What to work on: Find the number of lines below in which the word "составлять" appears, and write that number only.
▬▬▬▬▬▬▬▬▬▬
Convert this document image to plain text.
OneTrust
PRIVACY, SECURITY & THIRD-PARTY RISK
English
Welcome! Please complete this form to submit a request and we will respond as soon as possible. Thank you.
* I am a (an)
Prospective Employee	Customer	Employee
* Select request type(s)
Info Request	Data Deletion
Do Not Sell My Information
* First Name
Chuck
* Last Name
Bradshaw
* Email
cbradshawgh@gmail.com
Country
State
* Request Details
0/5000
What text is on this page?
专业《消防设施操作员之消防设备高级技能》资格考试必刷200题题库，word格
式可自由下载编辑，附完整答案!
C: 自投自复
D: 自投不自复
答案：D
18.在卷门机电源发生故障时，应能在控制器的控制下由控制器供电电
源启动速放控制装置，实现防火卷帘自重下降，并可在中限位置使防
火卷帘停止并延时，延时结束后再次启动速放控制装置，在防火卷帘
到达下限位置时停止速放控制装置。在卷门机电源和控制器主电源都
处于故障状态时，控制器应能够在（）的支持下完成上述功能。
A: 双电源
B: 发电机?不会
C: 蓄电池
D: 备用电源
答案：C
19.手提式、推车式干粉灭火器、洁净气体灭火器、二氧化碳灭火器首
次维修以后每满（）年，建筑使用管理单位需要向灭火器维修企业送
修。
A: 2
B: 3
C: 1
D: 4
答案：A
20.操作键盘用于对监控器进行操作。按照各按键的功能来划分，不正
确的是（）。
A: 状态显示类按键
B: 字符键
▬▬▬▬▬▬▬▬▬▬
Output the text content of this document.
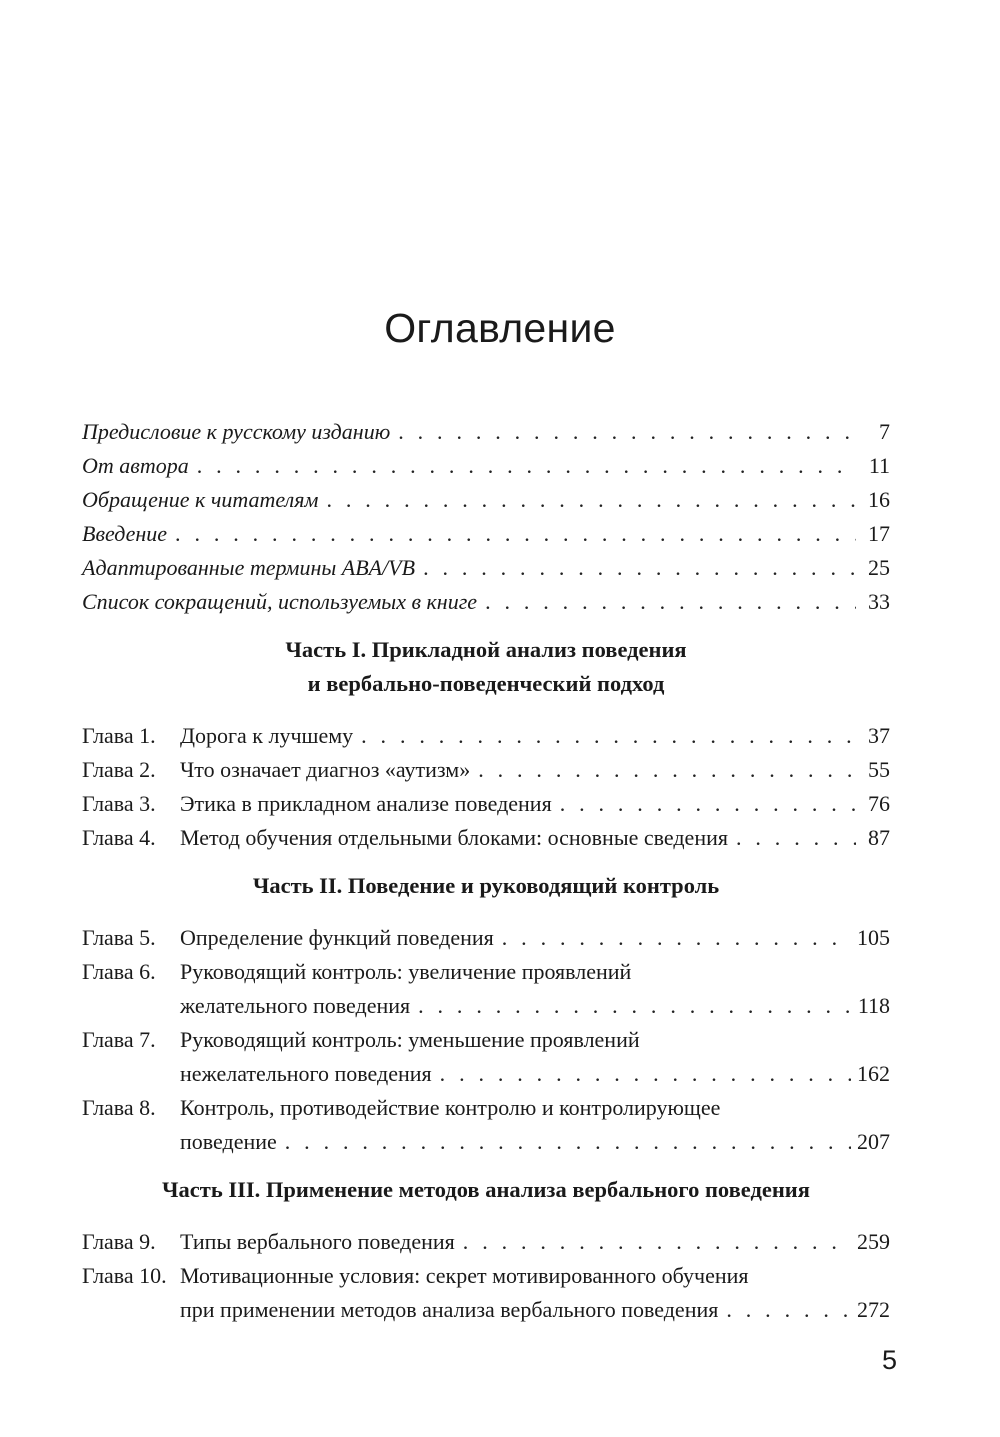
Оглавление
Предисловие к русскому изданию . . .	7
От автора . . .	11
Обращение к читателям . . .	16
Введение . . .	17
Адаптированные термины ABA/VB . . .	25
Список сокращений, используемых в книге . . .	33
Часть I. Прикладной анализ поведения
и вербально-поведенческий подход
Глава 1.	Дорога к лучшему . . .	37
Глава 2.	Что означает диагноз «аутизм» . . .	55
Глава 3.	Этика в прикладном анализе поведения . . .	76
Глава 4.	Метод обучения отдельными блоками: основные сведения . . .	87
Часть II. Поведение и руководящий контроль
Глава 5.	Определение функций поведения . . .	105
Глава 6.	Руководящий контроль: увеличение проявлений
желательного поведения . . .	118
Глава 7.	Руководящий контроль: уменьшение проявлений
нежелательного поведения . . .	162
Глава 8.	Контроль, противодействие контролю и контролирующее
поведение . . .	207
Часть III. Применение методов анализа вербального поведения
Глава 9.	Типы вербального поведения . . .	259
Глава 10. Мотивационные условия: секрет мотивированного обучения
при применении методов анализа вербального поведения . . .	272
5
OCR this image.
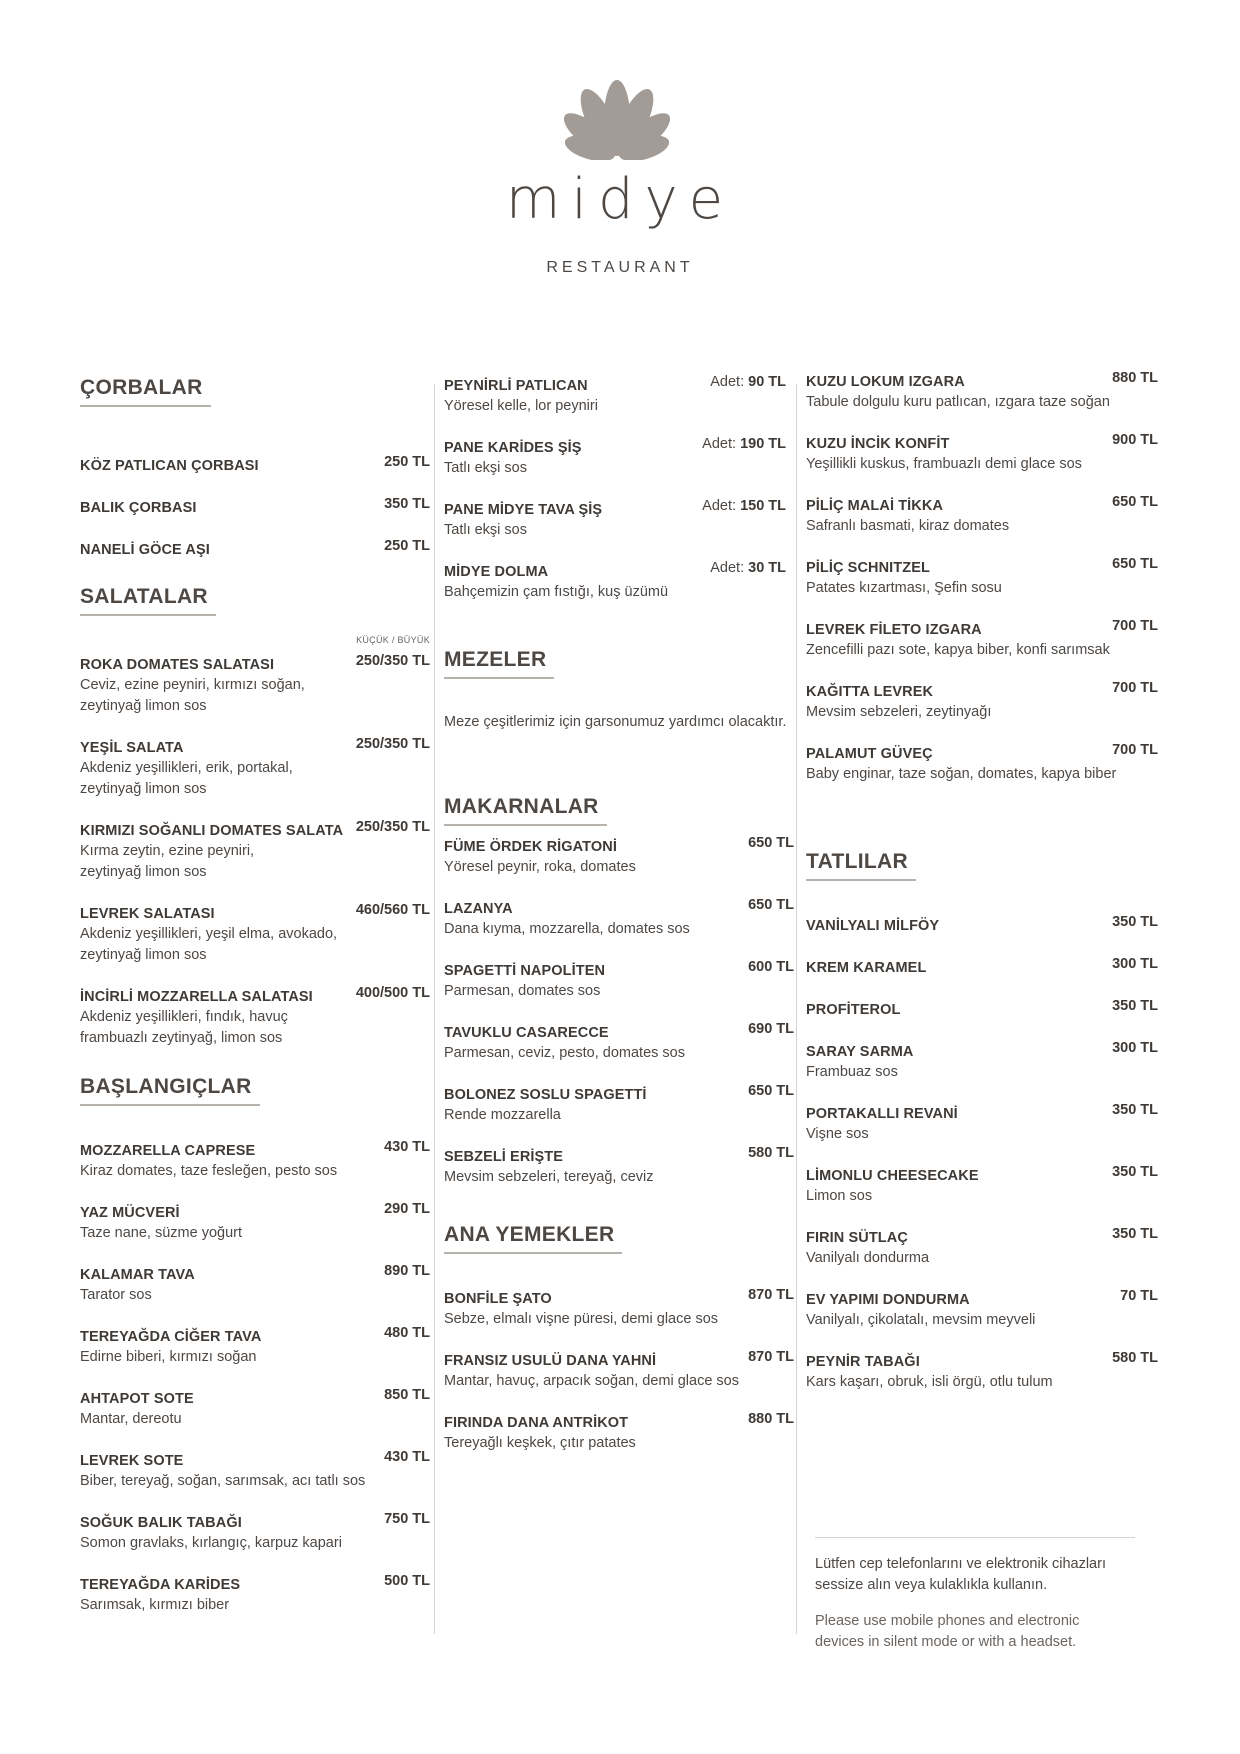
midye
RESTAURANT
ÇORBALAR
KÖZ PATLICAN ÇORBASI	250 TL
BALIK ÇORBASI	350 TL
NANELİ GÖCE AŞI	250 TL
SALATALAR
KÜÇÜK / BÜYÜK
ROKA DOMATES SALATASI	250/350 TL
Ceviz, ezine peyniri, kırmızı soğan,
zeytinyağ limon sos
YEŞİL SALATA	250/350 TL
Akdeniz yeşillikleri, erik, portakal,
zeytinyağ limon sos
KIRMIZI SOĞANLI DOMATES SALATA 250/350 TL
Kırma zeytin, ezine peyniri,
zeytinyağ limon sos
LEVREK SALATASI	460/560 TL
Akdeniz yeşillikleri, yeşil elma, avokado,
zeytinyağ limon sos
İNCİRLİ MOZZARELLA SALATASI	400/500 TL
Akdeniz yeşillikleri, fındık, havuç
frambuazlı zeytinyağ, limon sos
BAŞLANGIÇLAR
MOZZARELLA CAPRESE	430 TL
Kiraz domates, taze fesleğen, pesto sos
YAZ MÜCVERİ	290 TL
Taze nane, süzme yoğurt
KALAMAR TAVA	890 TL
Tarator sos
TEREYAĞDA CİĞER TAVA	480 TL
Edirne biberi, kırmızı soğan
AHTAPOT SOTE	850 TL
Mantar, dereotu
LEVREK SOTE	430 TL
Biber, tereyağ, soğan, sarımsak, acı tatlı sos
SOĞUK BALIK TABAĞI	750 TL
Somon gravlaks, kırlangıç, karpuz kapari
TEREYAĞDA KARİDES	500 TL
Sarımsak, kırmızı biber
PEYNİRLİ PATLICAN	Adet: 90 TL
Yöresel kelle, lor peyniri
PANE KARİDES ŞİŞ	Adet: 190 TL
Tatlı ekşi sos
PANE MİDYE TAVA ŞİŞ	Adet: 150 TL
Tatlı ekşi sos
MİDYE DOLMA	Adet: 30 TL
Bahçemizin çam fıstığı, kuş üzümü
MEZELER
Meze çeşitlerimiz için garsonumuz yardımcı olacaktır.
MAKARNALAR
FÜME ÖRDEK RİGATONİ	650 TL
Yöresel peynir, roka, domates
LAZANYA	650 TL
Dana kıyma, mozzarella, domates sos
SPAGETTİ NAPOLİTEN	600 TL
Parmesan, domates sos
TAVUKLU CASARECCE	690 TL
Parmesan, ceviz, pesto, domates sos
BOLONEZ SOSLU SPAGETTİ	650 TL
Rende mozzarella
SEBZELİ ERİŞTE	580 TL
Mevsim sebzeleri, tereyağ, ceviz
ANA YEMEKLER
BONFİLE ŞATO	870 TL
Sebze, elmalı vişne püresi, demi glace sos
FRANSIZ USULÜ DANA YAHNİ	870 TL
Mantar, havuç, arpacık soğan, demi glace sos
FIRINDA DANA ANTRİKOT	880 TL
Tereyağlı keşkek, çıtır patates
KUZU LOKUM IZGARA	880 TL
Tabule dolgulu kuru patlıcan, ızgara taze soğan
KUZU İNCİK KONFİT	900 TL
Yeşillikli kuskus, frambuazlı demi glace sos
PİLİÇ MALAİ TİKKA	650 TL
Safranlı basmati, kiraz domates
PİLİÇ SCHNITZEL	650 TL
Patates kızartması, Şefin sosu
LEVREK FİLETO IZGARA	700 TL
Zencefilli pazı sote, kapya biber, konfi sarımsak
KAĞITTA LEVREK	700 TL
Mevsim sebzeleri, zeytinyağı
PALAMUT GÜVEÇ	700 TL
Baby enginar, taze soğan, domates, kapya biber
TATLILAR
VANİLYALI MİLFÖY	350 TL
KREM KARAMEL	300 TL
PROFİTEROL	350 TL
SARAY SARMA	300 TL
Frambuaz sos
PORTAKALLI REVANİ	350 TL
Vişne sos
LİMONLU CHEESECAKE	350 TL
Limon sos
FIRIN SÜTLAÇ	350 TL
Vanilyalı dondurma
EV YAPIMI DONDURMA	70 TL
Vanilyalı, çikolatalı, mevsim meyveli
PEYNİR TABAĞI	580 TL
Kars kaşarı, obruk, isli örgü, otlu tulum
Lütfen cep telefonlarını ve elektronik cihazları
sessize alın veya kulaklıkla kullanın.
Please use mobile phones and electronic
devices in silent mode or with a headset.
▬▬▬▬▬▬▬▬▬▬
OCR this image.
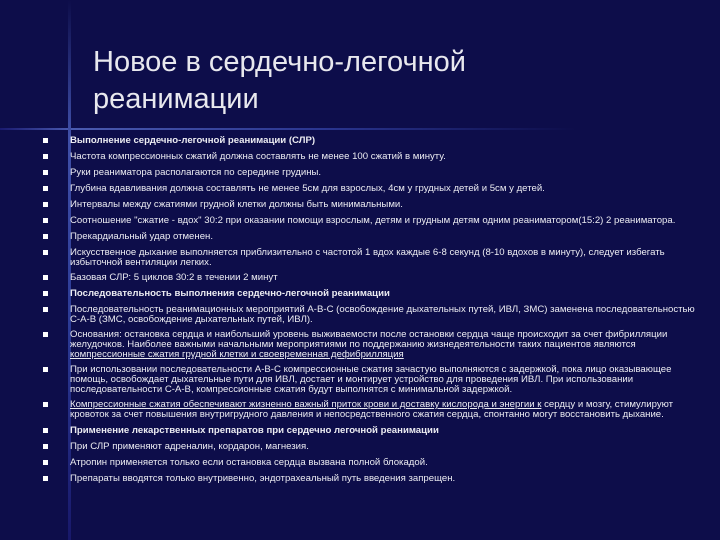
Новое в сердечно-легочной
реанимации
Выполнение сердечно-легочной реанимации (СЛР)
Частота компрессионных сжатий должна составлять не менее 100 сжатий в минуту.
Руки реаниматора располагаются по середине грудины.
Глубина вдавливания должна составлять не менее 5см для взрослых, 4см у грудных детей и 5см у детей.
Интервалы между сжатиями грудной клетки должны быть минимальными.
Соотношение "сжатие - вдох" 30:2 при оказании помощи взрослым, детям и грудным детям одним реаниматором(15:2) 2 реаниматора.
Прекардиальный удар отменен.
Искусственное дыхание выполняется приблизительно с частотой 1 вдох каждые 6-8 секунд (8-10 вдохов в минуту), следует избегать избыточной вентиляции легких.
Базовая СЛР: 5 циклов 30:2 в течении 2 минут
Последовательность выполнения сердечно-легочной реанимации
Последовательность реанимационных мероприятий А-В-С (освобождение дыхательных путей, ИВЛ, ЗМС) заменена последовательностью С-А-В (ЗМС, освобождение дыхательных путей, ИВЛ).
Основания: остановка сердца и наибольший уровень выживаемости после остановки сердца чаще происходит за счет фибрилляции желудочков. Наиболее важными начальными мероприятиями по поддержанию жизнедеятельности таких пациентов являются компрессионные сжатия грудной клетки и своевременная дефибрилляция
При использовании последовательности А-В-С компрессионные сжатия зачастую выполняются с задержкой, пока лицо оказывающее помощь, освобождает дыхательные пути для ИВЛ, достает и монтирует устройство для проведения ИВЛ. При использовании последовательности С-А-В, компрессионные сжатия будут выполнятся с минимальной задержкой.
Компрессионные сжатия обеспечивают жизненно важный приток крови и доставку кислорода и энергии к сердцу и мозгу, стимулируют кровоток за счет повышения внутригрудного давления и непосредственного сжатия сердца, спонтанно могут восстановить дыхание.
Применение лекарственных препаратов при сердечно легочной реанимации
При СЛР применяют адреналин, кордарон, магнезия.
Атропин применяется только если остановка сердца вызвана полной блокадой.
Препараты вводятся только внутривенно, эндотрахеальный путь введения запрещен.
▬▬▬▬▬▬▬▬▬▬
Output below: 2